**INSTRUCTIONS FOR THE TASK:** Transcribe the whole listing without a single picture.

(Data records)

● ● ●

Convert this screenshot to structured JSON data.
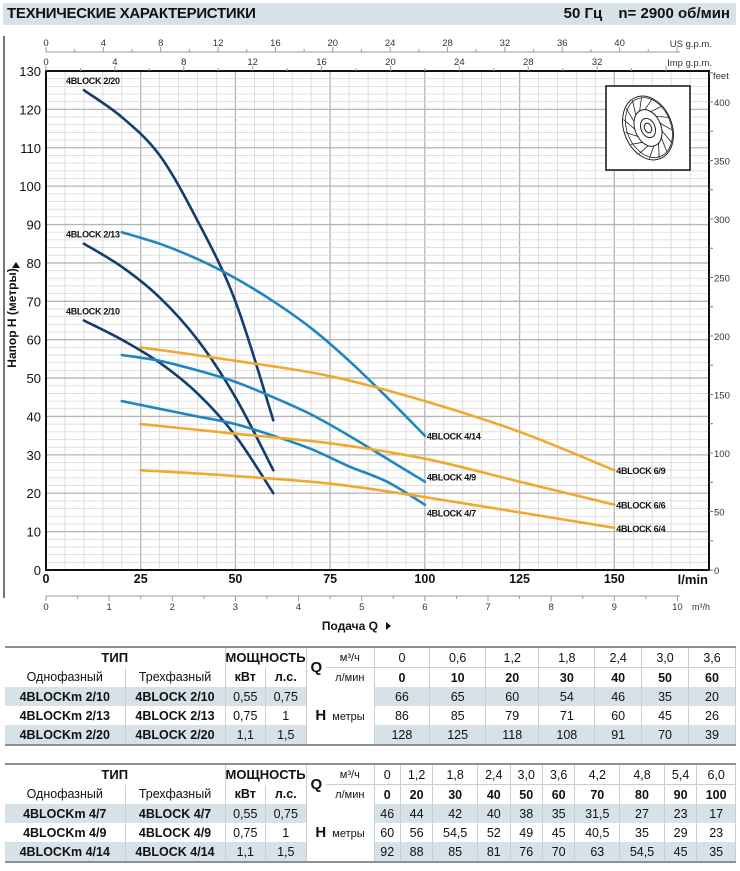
{
  "header": {
    "title": "ТЕХНИЧЕСКИЕ ХАРАКТЕРИСТИКИ",
    "frequency": "50 Гц",
    "speed": "n= 2900 об/мин"
  },
  "chart_data": {
    "type": "line",
    "title": "",
    "xlabel": "Подача Q",
    "ylabel": "Напор H (метры)",
    "x_unit": "l/min",
    "xlim": [
      0,
      175
    ],
    "ylim": [
      0,
      130
    ],
    "grid": true,
    "x_ticks": [
      0,
      25,
      50,
      75,
      100,
      125,
      150
    ],
    "y_ticks": [
      0,
      10,
      20,
      30,
      40,
      50,
      60,
      70,
      80,
      90,
      100,
      110,
      120,
      130
    ],
    "secondary_axes": {
      "m3h": {
        "label": "m³/h",
        "ticks": [
          0,
          1,
          2,
          3,
          4,
          5,
          6,
          7,
          8,
          9,
          10
        ]
      },
      "us_gpm": {
        "label": "US g.p.m.",
        "ticks": [
          0,
          4,
          8,
          12,
          16,
          20,
          24,
          28,
          32,
          36,
          40
        ]
      },
      "imp_gpm": {
        "label": "Imp g.p.m.",
        "ticks": [
          0,
          4,
          8,
          12,
          16,
          20,
          24,
          28,
          32
        ]
      },
      "feet": {
        "label": "feet",
        "ticks": [
          0,
          50,
          100,
          150,
          200,
          250,
          300,
          350,
          400
        ]
      }
    },
    "series": [
      {
        "name": "4BLOCK 2/20",
        "label": "4BLOCK 2/20",
        "color": "#143d6e",
        "x": [
          10,
          20,
          30,
          40,
          50,
          60
        ],
        "y": [
          125,
          118,
          108,
          91,
          70,
          39
        ]
      },
      {
        "name": "4BLOCK 2/13",
        "label": "4BLOCK 2/13",
        "color": "#143d6e",
        "x": [
          10,
          20,
          30,
          40,
          50,
          60
        ],
        "y": [
          85,
          79,
          71,
          60,
          45,
          26
        ]
      },
      {
        "name": "4BLOCK 2/10",
        "label": "4BLOCK 2/10",
        "color": "#143d6e",
        "x": [
          10,
          20,
          30,
          40,
          50,
          60
        ],
        "y": [
          65,
          60,
          54,
          46,
          35,
          20
        ]
      },
      {
        "name": "4BLOCK 4/14",
        "label": "4BLOCK 4/14",
        "color": "#1e86c2",
        "x": [
          20,
          30,
          40,
          50,
          60,
          70,
          80,
          90,
          100
        ],
        "y": [
          88,
          85,
          81,
          76,
          70,
          63,
          54.5,
          45,
          35
        ]
      },
      {
        "name": "4BLOCK 4/9",
        "label": "4BLOCK 4/9",
        "color": "#1e86c2",
        "x": [
          20,
          30,
          40,
          50,
          60,
          70,
          80,
          90,
          100
        ],
        "y": [
          56,
          54.5,
          52,
          49,
          45,
          40.5,
          35,
          29,
          23
        ]
      },
      {
        "name": "4BLOCK 4/7",
        "label": "4BLOCK 4/7",
        "color": "#1e86c2",
        "x": [
          20,
          30,
          40,
          50,
          60,
          70,
          80,
          90,
          100
        ],
        "y": [
          44,
          42,
          40,
          38,
          35,
          31.5,
          27,
          23,
          17
        ]
      },
      {
        "name": "4BLOCK 6/9",
        "label": "4BLOCK 6/9",
        "color": "#f0a830",
        "x": [
          25,
          50,
          75,
          100,
          125,
          150
        ],
        "y": [
          58,
          54.5,
          50.5,
          44,
          36,
          26
        ]
      },
      {
        "name": "4BLOCK 6/6",
        "label": "4BLOCK 6/6",
        "color": "#f0a830",
        "x": [
          25,
          50,
          75,
          100,
          125,
          150
        ],
        "y": [
          38,
          35.5,
          33,
          29,
          23,
          17
        ]
      },
      {
        "name": "4BLOCK 6/4",
        "label": "4BLOCK 6/4",
        "color": "#f0a830",
        "x": [
          25,
          50,
          75,
          100,
          125,
          150
        ],
        "y": [
          26,
          24.5,
          22.5,
          19,
          15,
          11
        ]
      }
    ]
  },
  "tables": [
    {
      "type_header": "ТИП",
      "power_header": "МОЩНОСТЬ",
      "col_single": "Однофазный",
      "col_three": "Трехфазный",
      "kw": "кВт",
      "hp": "л.с.",
      "q_symbol": "Q",
      "q_unit_m3h": "м³/ч",
      "q_unit_lmin": "л/мин",
      "h_symbol": "H",
      "h_unit": "метры",
      "m3h": [
        "0",
        "0,6",
        "1,2",
        "1,8",
        "2,4",
        "3,0",
        "3,6"
      ],
      "lmin": [
        "0",
        "10",
        "20",
        "30",
        "40",
        "50",
        "60"
      ],
      "rows": [
        {
          "single": "4BLOCKm 2/10",
          "three": "4BLOCK 2/10",
          "kw": "0,55",
          "hp": "0,75",
          "h": [
            "66",
            "65",
            "60",
            "54",
            "46",
            "35",
            "20"
          ]
        },
        {
          "single": "4BLOCKm 2/13",
          "three": "4BLOCK 2/13",
          "kw": "0,75",
          "hp": "1",
          "h": [
            "86",
            "85",
            "79",
            "71",
            "60",
            "45",
            "26"
          ]
        },
        {
          "single": "4BLOCKm 2/20",
          "three": "4BLOCK 2/20",
          "kw": "1,1",
          "hp": "1,5",
          "h": [
            "128",
            "125",
            "118",
            "108",
            "91",
            "70",
            "39"
          ]
        }
      ]
    },
    {
      "type_header": "ТИП",
      "power_header": "МОЩНОСТЬ",
      "col_single": "Однофазный",
      "col_three": "Трехфазный",
      "kw": "кВт",
      "hp": "л.с.",
      "q_symbol": "Q",
      "q_unit_m3h": "м³/ч",
      "q_unit_lmin": "л/мин",
      "h_symbol": "H",
      "h_unit": "метры",
      "m3h": [
        "0",
        "1,2",
        "1,8",
        "2,4",
        "3,0",
        "3,6",
        "4,2",
        "4,8",
        "5,4",
        "6,0"
      ],
      "lmin": [
        "0",
        "20",
        "30",
        "40",
        "50",
        "60",
        "70",
        "80",
        "90",
        "100"
      ],
      "rows": [
        {
          "single": "4BLOCKm 4/7",
          "three": "4BLOCK 4/7",
          "kw": "0,55",
          "hp": "0,75",
          "h": [
            "46",
            "44",
            "42",
            "40",
            "38",
            "35",
            "31,5",
            "27",
            "23",
            "17"
          ]
        },
        {
          "single": "4BLOCKm 4/9",
          "three": "4BLOCK 4/9",
          "kw": "0,75",
          "hp": "1",
          "h": [
            "60",
            "56",
            "54,5",
            "52",
            "49",
            "45",
            "40,5",
            "35",
            "29",
            "23"
          ]
        },
        {
          "single": "4BLOCKm 4/14",
          "three": "4BLOCK 4/14",
          "kw": "1,1",
          "hp": "1,5",
          "h": [
            "92",
            "88",
            "85",
            "81",
            "76",
            "70",
            "63",
            "54,5",
            "45",
            "35"
          ]
        }
      ]
    }
  ]
}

● ● ●

**WRITTEN REPLY:**
Convert this screenshot to structured JSON data.
{
  "header": {
    "title": "ТЕХНИЧЕСКИЕ ХАРАКТЕРИСТИКИ",
    "frequency": "50 Гц",
    "speed": "n= 2900 об/мин"
  },
  "chart_data": {
    "type": "line",
    "title": "",
    "xlabel": "Подача Q",
    "ylabel": "Напор H (метры)",
    "x_unit": "l/min",
    "xlim": [
      0,
      175
    ],
    "ylim": [
      0,
      130
    ],
    "grid": true,
    "x_ticks": [
      0,
      25,
      50,
      75,
      100,
      125,
      150
    ],
    "y_ticks": [
      0,
      10,
      20,
      30,
      40,
      50,
      60,
      70,
      80,
      90,
      100,
      110,
      120,
      130
    ],
    "secondary_axes": {
      "m3h": {
        "label": "m³/h",
        "ticks": [
          0,
          1,
          2,
          3,
          4,
          5,
          6,
          7,
          8,
          9,
          10
        ]
      },
      "us_gpm": {
        "label": "US g.p.m.",
        "ticks": [
          0,
          4,
          8,
          12,
          16,
          20,
          24,
          28,
          32,
          36,
          40
        ]
      },
      "imp_gpm": {
        "label": "Imp g.p.m.",
        "ticks": [
          0,
          4,
          8,
          12,
          16,
          20,
          24,
          28,
          32
        ]
      },
      "feet": {
        "label": "feet",
        "ticks": [
          0,
          50,
          100,
          150,
          200,
          250,
          300,
          350,
          400
        ]
      }
    },
    "series": [
      {
        "name": "4BLOCK 2/20",
        "label": "4BLOCK 2/20",
        "color": "#143d6e",
        "x": [
          10,
          20,
          30,
          40,
          50,
          60
        ],
        "y": [
          125,
          118,
          108,
          91,
          70,
          39
        ]
      },
      {
        "name": "4BLOCK 2/13",
        "label": "4BLOCK 2/13",
        "color": "#143d6e",
        "x": [
          10,
          20,
          30,
          40,
          50,
          60
        ],
        "y": [
          85,
          79,
          71,
          60,
          45,
          26
        ]
      },
      {
        "name": "4BLOCK 2/10",
        "label": "4BLOCK 2/10",
        "color": "#143d6e",
        "x": [
          10,
          20,
          30,
          40,
          50,
          60
        ],
        "y": [
          65,
          60,
          54,
          46,
          35,
          20
        ]
      },
      {
        "name": "4BLOCK 4/14",
        "label": "4BLOCK 4/14",
        "color": "#1e86c2",
        "x": [
          20,
          30,
          40,
          50,
          60,
          70,
          80,
          90,
          100
        ],
        "y": [
          88,
          85,
          81,
          76,
          70,
          63,
          54.5,
          45,
          35
        ]
      },
      {
        "name": "4BLOCK 4/9",
        "label": "4BLOCK 4/9",
        "color": "#1e86c2",
        "x": [
          20,
          30,
          40,
          50,
          60,
          70,
          80,
          90,
          100
        ],
        "y": [
          56,
          54.5,
          52,
          49,
          45,
          40.5,
          35,
          29,
          23
        ]
      },
      {
        "name": "4BLOCK 4/7",
        "label": "4BLOCK 4/7",
        "color": "#1e86c2",
        "x": [
          20,
          30,
          40,
          50,
          60,
          70,
          80,
          90,
          100
        ],
        "y": [
          44,
          42,
          40,
          38,
          35,
          31.5,
          27,
          23,
          17
        ]
      },
      {
        "name": "4BLOCK 6/9",
        "label": "4BLOCK 6/9",
        "color": "#f0a830",
        "x": [
          25,
          50,
          75,
          100,
          125,
          150
        ],
        "y": [
          58,
          54.5,
          50.5,
          44,
          36,
          26
        ]
      },
      {
        "name": "4BLOCK 6/6",
        "label": "4BLOCK 6/6",
        "color": "#f0a830",
        "x": [
          25,
          50,
          75,
          100,
          125,
          150
        ],
        "y": [
          38,
          35.5,
          33,
          29,
          23,
          17
        ]
      },
      {
        "name": "4BLOCK 6/4",
        "label": "4BLOCK 6/4",
        "color": "#f0a830",
        "x": [
          25,
          50,
          75,
          100,
          125,
          150
        ],
        "y": [
          26,
          24.5,
          22.5,
          19,
          15,
          11
        ]
      }
    ]
  },
  "tables": [
    {
      "type_header": "ТИП",
      "power_header": "МОЩНОСТЬ",
      "col_single": "Однофазный",
      "col_three": "Трехфазный",
      "kw": "кВт",
      "hp": "л.с.",
      "q_symbol": "Q",
      "q_unit_m3h": "м³/ч",
      "q_unit_lmin": "л/мин",
      "h_symbol": "H",
      "h_unit": "метры",
      "m3h": [
        "0",
        "0,6",
        "1,2",
        "1,8",
        "2,4",
        "3,0",
        "3,6"
      ],
      "lmin": [
        "0",
        "10",
        "20",
        "30",
        "40",
        "50",
        "60"
      ],
      "rows": [
        {
          "single": "4BLOCKm 2/10",
          "three": "4BLOCK 2/10",
          "kw": "0,55",
          "hp": "0,75",
          "h": [
            "66",
            "65",
            "60",
            "54",
            "46",
            "35",
            "20"
          ]
        },
        {
          "single": "4BLOCKm 2/13",
          "three": "4BLOCK 2/13",
          "kw": "0,75",
          "hp": "1",
          "h": [
            "86",
            "85",
            "79",
            "71",
            "60",
            "45",
            "26"
          ]
        },
        {
          "single": "4BLOCKm 2/20",
          "three": "4BLOCK 2/20",
          "kw": "1,1",
          "hp": "1,5",
          "h": [
            "128",
            "125",
            "118",
            "108",
            "91",
            "70",
            "39"
          ]
        }
      ]
    },
    {
      "type_header": "ТИП",
      "power_header": "МОЩНОСТЬ",
      "col_single": "Однофазный",
      "col_three": "Трехфазный",
      "kw": "кВт",
      "hp": "л.с.",
      "q_symbol": "Q",
      "q_unit_m3h": "м³/ч",
      "q_unit_lmin": "л/мин",
      "h_symbol": "H",
      "h_unit": "метры",
      "m3h": [
        "0",
        "1,2",
        "1,8",
        "2,4",
        "3,0",
        "3,6",
        "4,2",
        "4,8",
        "5,4",
        "6,0"
      ],
      "lmin": [
        "0",
        "20",
        "30",
        "40",
        "50",
        "60",
        "70",
        "80",
        "90",
        "100"
      ],
      "rows": [
        {
          "single": "4BLOCKm 4/7",
          "three": "4BLOCK 4/7",
          "kw": "0,55",
          "hp": "0,75",
          "h": [
            "46",
            "44",
            "42",
            "40",
            "38",
            "35",
            "31,5",
            "27",
            "23",
            "17"
          ]
        },
        {
          "single": "4BLOCKm 4/9",
          "three": "4BLOCK 4/9",
          "kw": "0,75",
          "hp": "1",
          "h": [
            "60",
            "56",
            "54,5",
            "52",
            "49",
            "45",
            "40,5",
            "35",
            "29",
            "23"
          ]
        },
        {
          "single": "4BLOCKm 4/14",
          "three": "4BLOCK 4/14",
          "kw": "1,1",
          "hp": "1,5",
          "h": [
            "92",
            "88",
            "85",
            "81",
            "76",
            "70",
            "63",
            "54,5",
            "45",
            "35"
          ]
        }
      ]
    }
  ]
}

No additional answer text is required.